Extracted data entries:
___

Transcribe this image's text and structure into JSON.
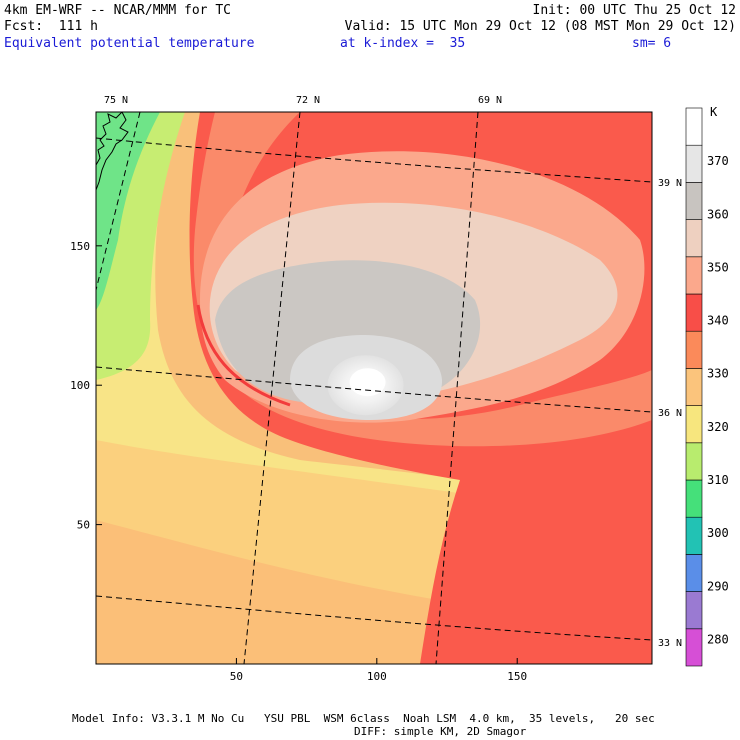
{
  "header": {
    "model": "4km EM-WRF -- NCAR/MMM for TC",
    "init": "Init: 00 UTC Thu 25 Oct 12",
    "fcst": "Fcst:  111 h",
    "valid": "Valid: 15 UTC Mon 29 Oct 12 (08 MST Mon 29 Oct 12)",
    "field": "Equivalent potential temperature",
    "level": "at k-index =  35",
    "smooth": "sm= 6"
  },
  "footer": {
    "line1": "Model Info: V3.3.1 M No Cu   YSU PBL  WSM 6class  Noah LSM  4.0 km,  35 levels,   20 sec",
    "line2": "DIFF: simple KM, 2D Smagor"
  },
  "chart_data": {
    "type": "heatmap",
    "title": "Equivalent potential temperature",
    "xlabel": "",
    "ylabel": "",
    "xlim": [
      0,
      198
    ],
    "ylim": [
      0,
      198
    ],
    "x_ticks": [
      50,
      100,
      150
    ],
    "y_ticks": [
      50,
      100,
      150
    ],
    "lon_labels": [
      "75 N",
      "72 N",
      "69 N"
    ],
    "lat_labels": [
      "39 N",
      "36 N",
      "33 N"
    ],
    "colorbar": {
      "unit": "K",
      "levels": [
        280,
        290,
        300,
        310,
        320,
        330,
        340,
        350,
        360,
        370
      ],
      "colors": [
        "#d64fd6",
        "#9a7ad2",
        "#5a8ee8",
        "#22c2b4",
        "#45e07a",
        "#b8ec6e",
        "#f7e67e",
        "#fbc47c",
        "#fb8a5a",
        "#f84e48",
        "#fba88c",
        "#eed0c0",
        "#c8c4c0",
        "#e6e6e6",
        "#ffffff"
      ]
    },
    "features": {
      "storm_center": [
        96,
        100
      ],
      "storm_center_theta_e": 365
    }
  }
}
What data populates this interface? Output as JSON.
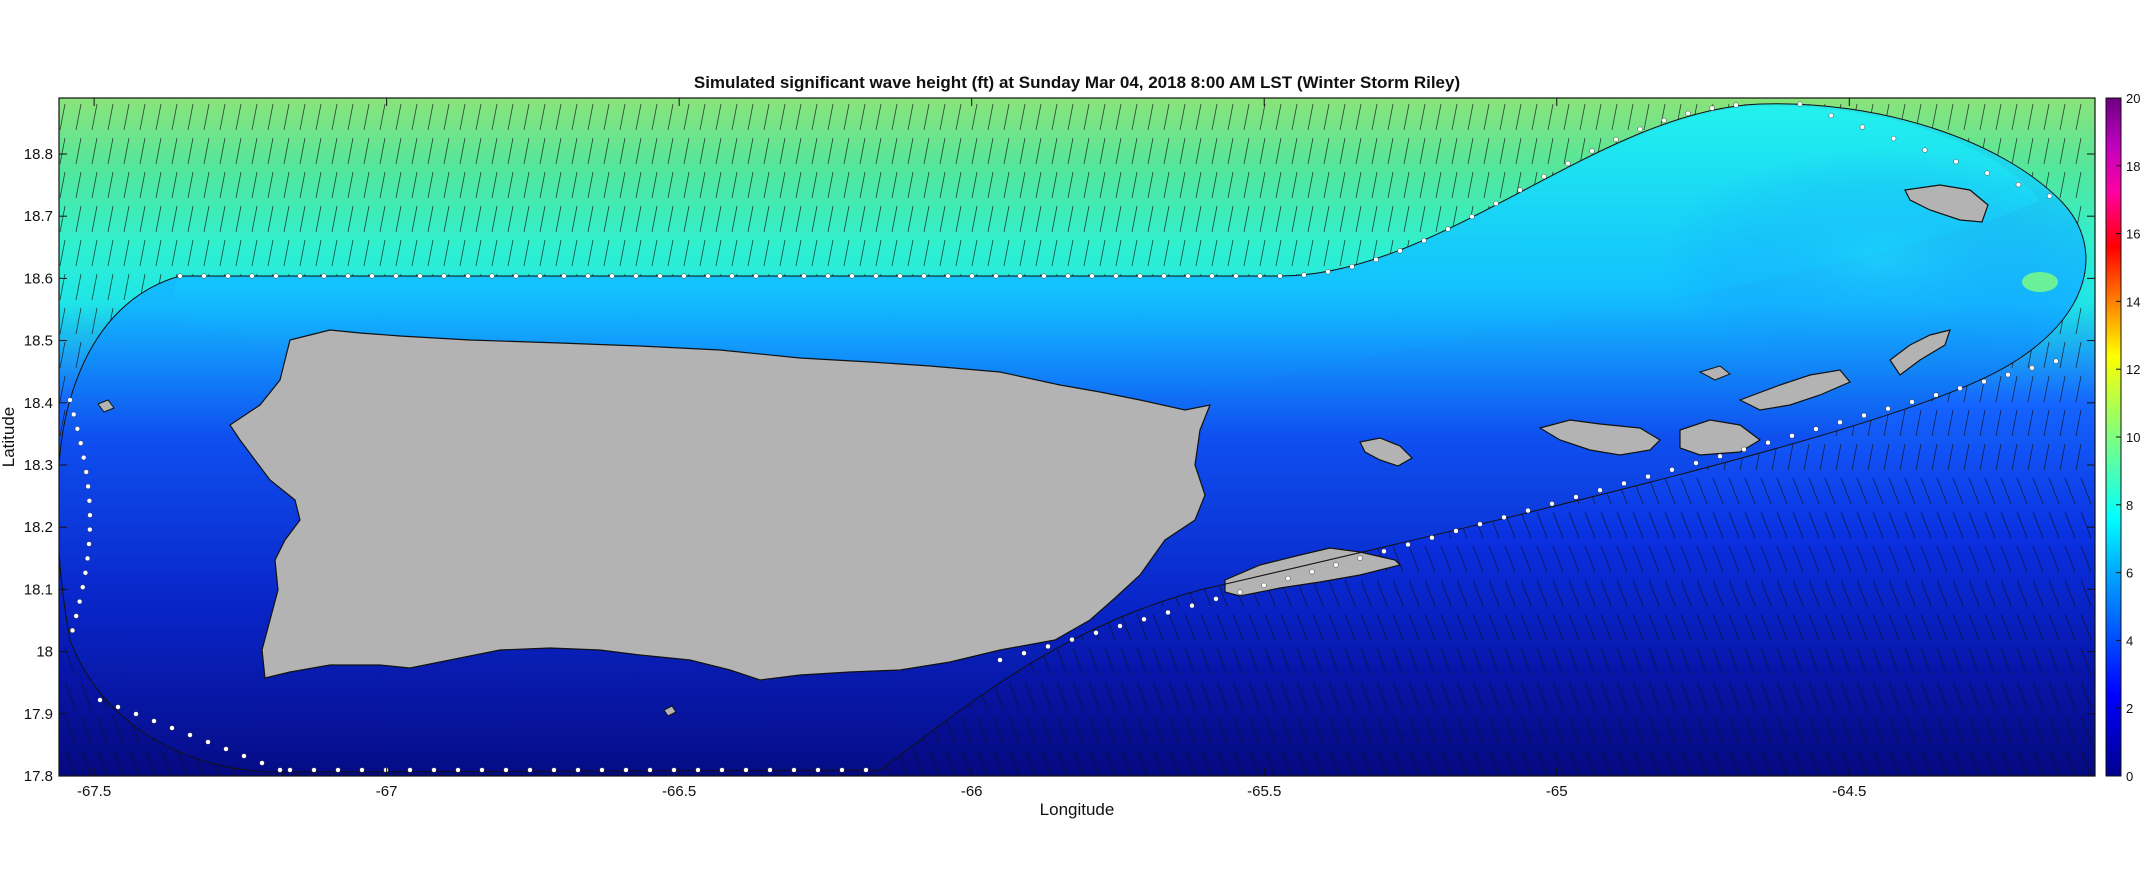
{
  "chart_data": {
    "type": "heatmap",
    "title": "Simulated significant wave height (ft) at Sunday Mar 04, 2018  8:00 AM LST (Winter Storm Riley)",
    "xlabel": "Longitude",
    "ylabel": "Latitude",
    "xlim": [
      -67.56,
      -64.08
    ],
    "ylim": [
      17.8,
      18.89
    ],
    "x_ticks": [
      -67.5,
      -67,
      -66.5,
      -66,
      -65.5,
      -65,
      -64.5
    ],
    "x_tick_labels": [
      "-67.5",
      "-67",
      "-66.5",
      "-66",
      "-65.5",
      "-65",
      "-64.5"
    ],
    "y_ticks": [
      17.8,
      17.9,
      18,
      18.1,
      18.2,
      18.3,
      18.4,
      18.5,
      18.6,
      18.7,
      18.8
    ],
    "y_tick_labels": [
      "17.8",
      "17.9",
      "18",
      "18.1",
      "18.2",
      "18.3",
      "18.4",
      "18.5",
      "18.6",
      "18.7",
      "18.8"
    ],
    "colorbar": {
      "min": 0,
      "max": 20,
      "ticks": [
        0,
        2,
        4,
        6,
        8,
        10,
        12,
        14,
        16,
        18,
        20
      ],
      "tick_labels": [
        "0",
        "2",
        "4",
        "6",
        "8",
        "10",
        "12",
        "14",
        "16",
        "18",
        "20"
      ],
      "colormap": "jet"
    },
    "ranges": {
      "north_offshore_wave_height_ft": [
        8,
        10
      ],
      "north_coastal_band_ft": [
        7,
        8
      ],
      "caribbean_side_wave_height_ft": [
        1,
        4
      ],
      "south_coast_wave_height_ft": [
        0,
        1
      ]
    },
    "wave_direction_north": "from NNE",
    "wave_direction_south": "from NW",
    "land_color": "#b3b3b3",
    "boundary_markers": "white dots along model domain edge"
  }
}
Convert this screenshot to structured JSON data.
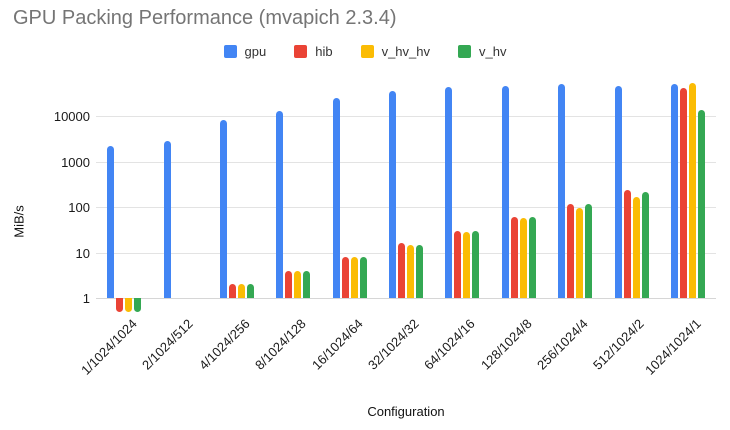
{
  "chart_data": {
    "type": "bar",
    "title": "GPU Packing Performance (mvapich 2.3.4)",
    "xlabel": "Configuration",
    "ylabel": "MiB/s",
    "y_scale": "log",
    "y_ticks": [
      1,
      10,
      100,
      1000,
      10000
    ],
    "ylim": [
      0.4,
      63000
    ],
    "grid": true,
    "legend_position": "top",
    "categories": [
      "1/1024/1024",
      "2/1024/512",
      "4/1024/256",
      "8/1024/128",
      "16/1024/64",
      "32/1024/32",
      "64/1024/16",
      "128/1024/8",
      "256/1024/4",
      "512/1024/2",
      "1024/1024/1"
    ],
    "series": [
      {
        "name": "gpu",
        "color": "#4285F4",
        "values": [
          2200,
          2800,
          8500,
          13000,
          25000,
          36000,
          44000,
          46000,
          51000,
          47000,
          51000
        ]
      },
      {
        "name": "hib",
        "color": "#EA4335",
        "values": [
          0.5,
          null,
          2,
          4,
          8,
          16,
          30,
          60,
          115,
          235,
          42000
        ]
      },
      {
        "name": "v_hv_hv",
        "color": "#FBBC04",
        "values": [
          0.5,
          null,
          2,
          4,
          8,
          15,
          28,
          58,
          98,
          165,
          53000
        ]
      },
      {
        "name": "v_hv",
        "color": "#34A853",
        "values": [
          0.5,
          null,
          2,
          4,
          8,
          15,
          30,
          60,
          115,
          215,
          13500
        ]
      }
    ],
    "colors": {
      "title_text": "#757575",
      "axis_text": "#1a1a1a",
      "gridline": "#e3e3e3",
      "baseline": "#d6d6d6",
      "background": "#ffffff"
    }
  }
}
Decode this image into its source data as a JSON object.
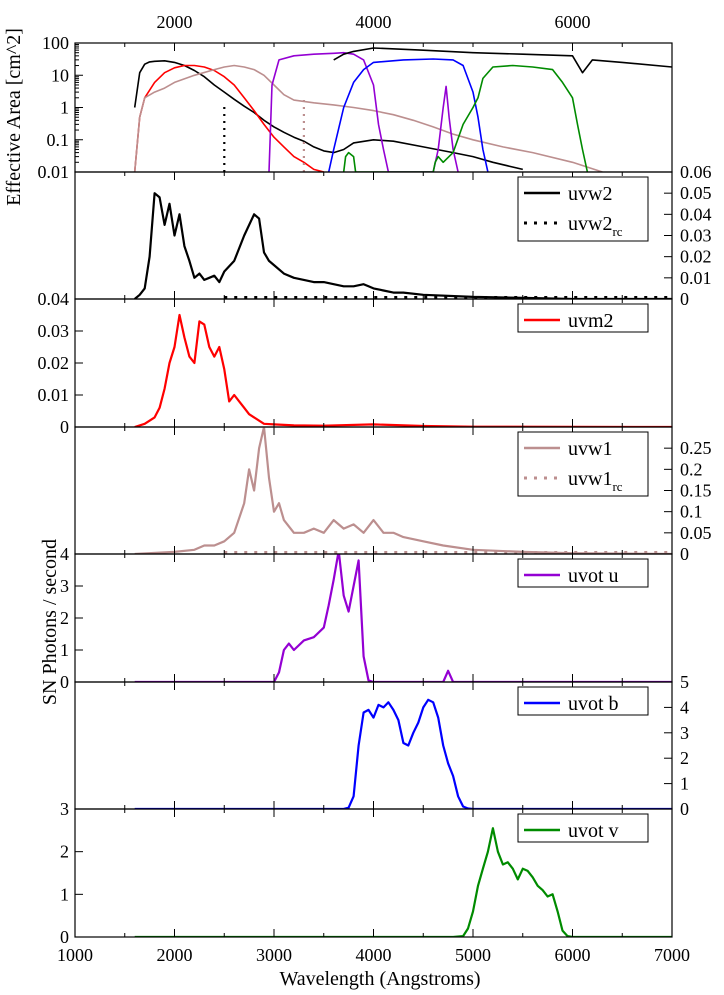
{
  "chart_data": {
    "type": "line",
    "xlabel": "Wavelength (Angstroms)",
    "ylabel_shared": "SN Photons / second",
    "xlim": [
      1000,
      7000
    ],
    "x_ticks_bottom": [
      "1000",
      "2000",
      "3000",
      "4000",
      "5000",
      "6000",
      "7000"
    ],
    "x_ticks_top": [
      "2000",
      "4000",
      "6000"
    ],
    "colors": {
      "uvw2": "#000000",
      "uvm2": "#ff0000",
      "uvw1": "#bc8f8f",
      "u": "#9400d3",
      "b": "#0000ff",
      "v": "#008b00"
    },
    "effective_area": {
      "ylabel": "Effective Area [cm^2]",
      "scale": "log",
      "ylim": [
        0.01,
        100
      ],
      "y_ticks": [
        "0.01",
        "0.1",
        "1",
        "10",
        "100"
      ],
      "series": [
        {
          "name": "uvw2",
          "x": [
            1600,
            1650,
            1700,
            1750,
            1800,
            1900,
            2000,
            2100,
            2200,
            2300,
            2400,
            2500,
            2600,
            2700,
            2800,
            2900,
            3000,
            3100,
            3200,
            3300,
            3400,
            3500,
            3600,
            3700,
            3800,
            4000,
            4200,
            4500,
            4800,
            5000,
            5200,
            5500
          ],
          "y": [
            1,
            12,
            22,
            26,
            27,
            28,
            25,
            20,
            14,
            9,
            5,
            3,
            1.8,
            1.1,
            0.7,
            0.4,
            0.25,
            0.17,
            0.12,
            0.09,
            0.06,
            0.045,
            0.04,
            0.05,
            0.08,
            0.1,
            0.09,
            0.06,
            0.04,
            0.03,
            0.02,
            0.012
          ]
        },
        {
          "name": "uvw2_rc",
          "x": [
            2500,
            2500
          ],
          "y": [
            0.01,
            1.1
          ]
        },
        {
          "name": "uvm2",
          "x": [
            1600,
            1650,
            1700,
            1800,
            1900,
            2000,
            2100,
            2200,
            2300,
            2400,
            2500,
            2600,
            2700,
            2800,
            2900,
            3000,
            3100,
            3200,
            3300,
            3400,
            3500
          ],
          "y": [
            0.01,
            0.5,
            2,
            6,
            12,
            17,
            20,
            20,
            18,
            14,
            9,
            5,
            2,
            0.8,
            0.3,
            0.12,
            0.06,
            0.03,
            0.02,
            0.012,
            0.01
          ]
        },
        {
          "name": "uvw1",
          "x": [
            1600,
            1650,
            1700,
            1800,
            1900,
            2000,
            2200,
            2400,
            2500,
            2600,
            2700,
            2800,
            2900,
            3000,
            3100,
            3200,
            3400,
            3600,
            3800,
            4000,
            4200,
            4400,
            4600,
            4800,
            5000,
            5300,
            5600,
            6000,
            6300
          ],
          "y": [
            0.01,
            0.5,
            2,
            3,
            4,
            6,
            10,
            15,
            18,
            20,
            18,
            15,
            10,
            5,
            2.5,
            1.7,
            1.4,
            1.2,
            1,
            0.8,
            0.6,
            0.4,
            0.25,
            0.15,
            0.1,
            0.06,
            0.04,
            0.02,
            0.01
          ]
        },
        {
          "name": "uvw1_rc",
          "x": [
            3300,
            3300
          ],
          "y": [
            0.01,
            2
          ]
        },
        {
          "name": "uvot u",
          "x": [
            2950,
            2980,
            3050,
            3200,
            3400,
            3600,
            3700,
            3800,
            3900,
            4000,
            4050,
            4100,
            4150,
            4600,
            4650,
            4700,
            4730,
            4760,
            4800,
            4850
          ],
          "y": [
            0.01,
            5,
            30,
            40,
            45,
            48,
            50,
            45,
            30,
            5,
            0.3,
            0.05,
            0.01,
            0.01,
            0.05,
            1,
            4.5,
            0.5,
            0.05,
            0.01
          ]
        },
        {
          "name": "uvot b",
          "x": [
            3550,
            3600,
            3700,
            3800,
            3900,
            4000,
            4300,
            4600,
            4800,
            4900,
            5000,
            5050,
            5100,
            5150
          ],
          "y": [
            0.01,
            0.05,
            1,
            6,
            15,
            25,
            30,
            32,
            30,
            20,
            3,
            0.5,
            0.05,
            0.01
          ]
        },
        {
          "name": "uvot v",
          "x": [
            3700,
            3720,
            3750,
            3800,
            3820,
            4600,
            4620,
            4650,
            4700,
            4800,
            4900,
            5000,
            5050,
            5100,
            5200,
            5400,
            5600,
            5800,
            5900,
            6000,
            6050,
            6100,
            6150
          ],
          "y": [
            0.01,
            0.03,
            0.04,
            0.03,
            0.01,
            0.01,
            0.02,
            0.03,
            0.02,
            0.04,
            0.3,
            1,
            2,
            8,
            18,
            20,
            18,
            15,
            6,
            2,
            0.3,
            0.05,
            0.01
          ]
        },
        {
          "name": "uvw2 (extended)",
          "x": [
            3600,
            3700,
            3800,
            4000,
            4500,
            5000,
            5500,
            6000,
            6100,
            6200,
            6500,
            7000
          ],
          "y": [
            30,
            45,
            55,
            70,
            60,
            50,
            45,
            40,
            12,
            30,
            25,
            18
          ]
        }
      ]
    },
    "panels": [
      {
        "name": "uvw2",
        "legend": [
          "uvw2",
          "uvw2_rc"
        ],
        "ylim": [
          0,
          0.06
        ],
        "y_ticks_right": [
          "0",
          "0.01",
          "0.02",
          "0.03",
          "0.04",
          "0.05",
          "0.06"
        ],
        "x": [
          1600,
          1650,
          1700,
          1750,
          1800,
          1850,
          1900,
          1950,
          2000,
          2050,
          2100,
          2150,
          2200,
          2250,
          2300,
          2350,
          2400,
          2450,
          2500,
          2600,
          2700,
          2800,
          2850,
          2900,
          2950,
          3000,
          3100,
          3200,
          3300,
          3400,
          3500,
          3600,
          3700,
          3800,
          3900,
          3950,
          4000,
          4100,
          4200,
          4300,
          4500,
          5000,
          5500,
          6000,
          6500,
          7000
        ],
        "y": [
          0,
          0.002,
          0.005,
          0.02,
          0.05,
          0.048,
          0.035,
          0.045,
          0.03,
          0.04,
          0.025,
          0.018,
          0.01,
          0.012,
          0.009,
          0.01,
          0.011,
          0.008,
          0.013,
          0.018,
          0.03,
          0.04,
          0.038,
          0.022,
          0.018,
          0.016,
          0.012,
          0.01,
          0.009,
          0.008,
          0.008,
          0.007,
          0.006,
          0.006,
          0.007,
          0.006,
          0.005,
          0.004,
          0.003,
          0.003,
          0.002,
          0.001,
          0.0005,
          0,
          0,
          0
        ]
      },
      {
        "name": "uvm2",
        "legend": [
          "uvm2"
        ],
        "ylim": [
          0,
          0.04
        ],
        "y_ticks_left": [
          "0",
          "0.01",
          "0.02",
          "0.03",
          "0.04"
        ],
        "x": [
          1600,
          1700,
          1800,
          1850,
          1900,
          1950,
          2000,
          2050,
          2100,
          2150,
          2200,
          2250,
          2300,
          2350,
          2400,
          2450,
          2500,
          2550,
          2600,
          2650,
          2700,
          2750,
          2800,
          2900,
          3000,
          3200,
          3500,
          4000,
          4500,
          5000,
          7000
        ],
        "y": [
          0,
          0.001,
          0.003,
          0.006,
          0.012,
          0.02,
          0.025,
          0.035,
          0.028,
          0.022,
          0.02,
          0.033,
          0.032,
          0.025,
          0.022,
          0.025,
          0.018,
          0.008,
          0.01,
          0.008,
          0.006,
          0.004,
          0.003,
          0.001,
          0.0008,
          0.0005,
          0.0004,
          0.0008,
          0.0003,
          0.0001,
          0
        ]
      },
      {
        "name": "uvw1",
        "legend": [
          "uvw1",
          "uvw1_rc"
        ],
        "ylim": [
          0,
          0.3
        ],
        "y_ticks_right": [
          "0",
          "0.05",
          "0.1",
          "0.15",
          "0.2",
          "0.25"
        ],
        "x": [
          1600,
          2000,
          2200,
          2300,
          2400,
          2500,
          2600,
          2700,
          2750,
          2800,
          2850,
          2900,
          2950,
          3000,
          3050,
          3100,
          3200,
          3300,
          3400,
          3500,
          3600,
          3700,
          3800,
          3900,
          4000,
          4100,
          4200,
          4300,
          4500,
          4700,
          5000,
          5500,
          6000,
          7000
        ],
        "y": [
          0,
          0.005,
          0.01,
          0.02,
          0.02,
          0.03,
          0.05,
          0.12,
          0.2,
          0.15,
          0.25,
          0.3,
          0.18,
          0.1,
          0.12,
          0.08,
          0.05,
          0.05,
          0.06,
          0.05,
          0.08,
          0.06,
          0.07,
          0.05,
          0.08,
          0.05,
          0.05,
          0.04,
          0.03,
          0.02,
          0.01,
          0.005,
          0.002,
          0
        ]
      },
      {
        "name": "uvot u",
        "legend": [
          "uvot u"
        ],
        "ylim": [
          0,
          4
        ],
        "y_ticks_left": [
          "0",
          "1",
          "2",
          "3",
          "4"
        ],
        "x": [
          1600,
          3000,
          3050,
          3100,
          3150,
          3200,
          3300,
          3400,
          3500,
          3550,
          3600,
          3650,
          3700,
          3750,
          3800,
          3850,
          3900,
          3950,
          4000,
          4500,
          4700,
          4750,
          4800,
          5000,
          7000
        ],
        "y": [
          0,
          0,
          0.3,
          1.0,
          1.2,
          1.0,
          1.3,
          1.4,
          1.7,
          2.4,
          3.2,
          4.1,
          2.7,
          2.2,
          3.0,
          3.8,
          0.8,
          0.05,
          0,
          0,
          0,
          0.35,
          0,
          0,
          0
        ]
      },
      {
        "name": "uvot b",
        "legend": [
          "uvot b"
        ],
        "ylim": [
          0,
          5
        ],
        "y_ticks_right": [
          "0",
          "1",
          "2",
          "3",
          "4",
          "5"
        ],
        "x": [
          1600,
          3700,
          3750,
          3800,
          3850,
          3900,
          3950,
          4000,
          4050,
          4100,
          4150,
          4200,
          4250,
          4300,
          4350,
          4400,
          4450,
          4500,
          4550,
          4600,
          4650,
          4700,
          4750,
          4800,
          4850,
          4900,
          4950,
          5000,
          7000
        ],
        "y": [
          0,
          0,
          0.05,
          0.5,
          2.5,
          3.8,
          3.9,
          3.6,
          4.1,
          4.0,
          4.2,
          3.9,
          3.5,
          2.6,
          2.5,
          3.0,
          3.4,
          4.0,
          4.3,
          4.2,
          3.6,
          2.5,
          1.8,
          1.3,
          0.5,
          0.1,
          0.02,
          0,
          0
        ]
      },
      {
        "name": "uvot v",
        "legend": [
          "uvot v"
        ],
        "ylim": [
          0,
          3
        ],
        "y_ticks_left": [
          "0",
          "1",
          "2",
          "3"
        ],
        "x": [
          1600,
          4800,
          4900,
          4950,
          5000,
          5050,
          5100,
          5150,
          5200,
          5250,
          5300,
          5350,
          5400,
          5450,
          5500,
          5550,
          5600,
          5650,
          5700,
          5750,
          5800,
          5850,
          5900,
          5950,
          6000,
          7000
        ],
        "y": [
          0,
          0,
          0.02,
          0.2,
          0.6,
          1.2,
          1.6,
          2.0,
          2.55,
          2.0,
          1.7,
          1.75,
          1.6,
          1.35,
          1.6,
          1.55,
          1.4,
          1.2,
          1.1,
          0.95,
          1.0,
          0.6,
          0.15,
          0.02,
          0,
          0
        ]
      }
    ]
  }
}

___

Tally the lines of the data that contain the string "levels" and report the total alone.

2